= Task description =
Find and return each line containing "color".

#### Entries provided

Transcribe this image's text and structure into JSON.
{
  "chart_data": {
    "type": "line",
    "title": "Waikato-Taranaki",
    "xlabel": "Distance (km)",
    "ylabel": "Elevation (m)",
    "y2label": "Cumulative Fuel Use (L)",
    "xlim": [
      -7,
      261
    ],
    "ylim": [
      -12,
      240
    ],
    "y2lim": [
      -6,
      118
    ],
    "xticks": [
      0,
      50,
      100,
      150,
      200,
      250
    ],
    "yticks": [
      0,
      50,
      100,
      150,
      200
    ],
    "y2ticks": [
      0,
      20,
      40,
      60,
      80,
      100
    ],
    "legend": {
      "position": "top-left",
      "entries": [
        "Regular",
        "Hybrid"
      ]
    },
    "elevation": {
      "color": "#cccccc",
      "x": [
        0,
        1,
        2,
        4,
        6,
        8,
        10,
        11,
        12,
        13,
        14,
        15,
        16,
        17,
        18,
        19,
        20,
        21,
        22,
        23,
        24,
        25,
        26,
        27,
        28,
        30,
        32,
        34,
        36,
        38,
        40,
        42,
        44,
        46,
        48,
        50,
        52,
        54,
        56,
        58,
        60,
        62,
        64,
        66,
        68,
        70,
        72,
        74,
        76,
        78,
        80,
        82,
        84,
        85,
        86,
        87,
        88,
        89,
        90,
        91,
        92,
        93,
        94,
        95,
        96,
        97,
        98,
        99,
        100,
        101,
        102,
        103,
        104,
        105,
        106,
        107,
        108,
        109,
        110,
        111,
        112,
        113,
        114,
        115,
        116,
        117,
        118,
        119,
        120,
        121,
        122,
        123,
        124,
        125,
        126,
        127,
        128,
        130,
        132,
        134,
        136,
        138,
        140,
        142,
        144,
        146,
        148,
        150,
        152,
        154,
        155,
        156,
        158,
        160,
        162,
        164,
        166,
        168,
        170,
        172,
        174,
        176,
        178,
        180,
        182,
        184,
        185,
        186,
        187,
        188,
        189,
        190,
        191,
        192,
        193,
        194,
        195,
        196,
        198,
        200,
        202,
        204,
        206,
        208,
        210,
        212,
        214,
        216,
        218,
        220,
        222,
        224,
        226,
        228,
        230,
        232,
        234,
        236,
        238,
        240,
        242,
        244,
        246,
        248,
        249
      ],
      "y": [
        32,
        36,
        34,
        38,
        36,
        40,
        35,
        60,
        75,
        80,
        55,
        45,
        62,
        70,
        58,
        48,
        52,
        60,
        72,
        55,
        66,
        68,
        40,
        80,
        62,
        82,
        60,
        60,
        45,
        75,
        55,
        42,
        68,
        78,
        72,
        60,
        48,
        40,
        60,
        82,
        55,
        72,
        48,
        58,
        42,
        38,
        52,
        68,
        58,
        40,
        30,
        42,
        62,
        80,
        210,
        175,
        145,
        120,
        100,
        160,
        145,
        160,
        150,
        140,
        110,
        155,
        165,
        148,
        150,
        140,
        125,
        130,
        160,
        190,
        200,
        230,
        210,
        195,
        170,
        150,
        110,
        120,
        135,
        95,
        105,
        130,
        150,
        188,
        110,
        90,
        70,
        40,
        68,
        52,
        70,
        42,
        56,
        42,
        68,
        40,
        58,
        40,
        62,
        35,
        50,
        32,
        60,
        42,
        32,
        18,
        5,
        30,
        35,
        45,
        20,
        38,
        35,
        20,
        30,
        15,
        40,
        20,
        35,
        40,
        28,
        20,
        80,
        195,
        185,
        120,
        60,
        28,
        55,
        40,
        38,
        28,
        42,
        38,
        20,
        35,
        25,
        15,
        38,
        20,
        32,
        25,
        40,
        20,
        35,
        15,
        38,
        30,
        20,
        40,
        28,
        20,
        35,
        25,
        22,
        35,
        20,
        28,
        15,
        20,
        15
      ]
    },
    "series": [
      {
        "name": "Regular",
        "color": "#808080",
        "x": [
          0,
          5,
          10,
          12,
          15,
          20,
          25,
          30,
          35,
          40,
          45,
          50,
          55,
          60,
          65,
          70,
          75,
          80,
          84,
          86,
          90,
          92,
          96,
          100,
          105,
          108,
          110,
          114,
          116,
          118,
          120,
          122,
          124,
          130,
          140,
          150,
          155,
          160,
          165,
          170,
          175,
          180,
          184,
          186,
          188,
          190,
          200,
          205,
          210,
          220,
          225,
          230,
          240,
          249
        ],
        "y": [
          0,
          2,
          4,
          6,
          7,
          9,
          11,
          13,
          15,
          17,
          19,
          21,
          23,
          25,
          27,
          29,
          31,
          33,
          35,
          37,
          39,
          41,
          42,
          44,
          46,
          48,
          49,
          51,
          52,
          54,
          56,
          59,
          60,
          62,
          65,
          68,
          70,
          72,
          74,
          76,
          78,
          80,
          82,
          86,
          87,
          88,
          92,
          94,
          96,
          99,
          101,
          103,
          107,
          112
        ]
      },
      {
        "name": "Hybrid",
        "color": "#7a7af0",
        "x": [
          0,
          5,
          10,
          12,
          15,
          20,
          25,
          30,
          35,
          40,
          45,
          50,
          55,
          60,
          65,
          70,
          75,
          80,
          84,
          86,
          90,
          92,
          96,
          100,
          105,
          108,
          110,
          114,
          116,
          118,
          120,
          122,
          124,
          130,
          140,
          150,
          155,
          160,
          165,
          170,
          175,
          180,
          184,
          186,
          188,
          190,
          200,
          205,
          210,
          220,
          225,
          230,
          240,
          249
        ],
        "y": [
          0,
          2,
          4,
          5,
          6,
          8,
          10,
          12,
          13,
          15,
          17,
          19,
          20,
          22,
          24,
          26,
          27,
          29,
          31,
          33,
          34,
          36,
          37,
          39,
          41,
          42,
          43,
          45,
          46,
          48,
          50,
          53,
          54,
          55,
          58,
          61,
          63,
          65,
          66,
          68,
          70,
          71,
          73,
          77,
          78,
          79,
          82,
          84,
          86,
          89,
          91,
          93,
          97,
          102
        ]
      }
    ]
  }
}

########

= Problem solution =
      "color": "#cccccc",
        "color": "#808080",
        "color": "#7a7af0",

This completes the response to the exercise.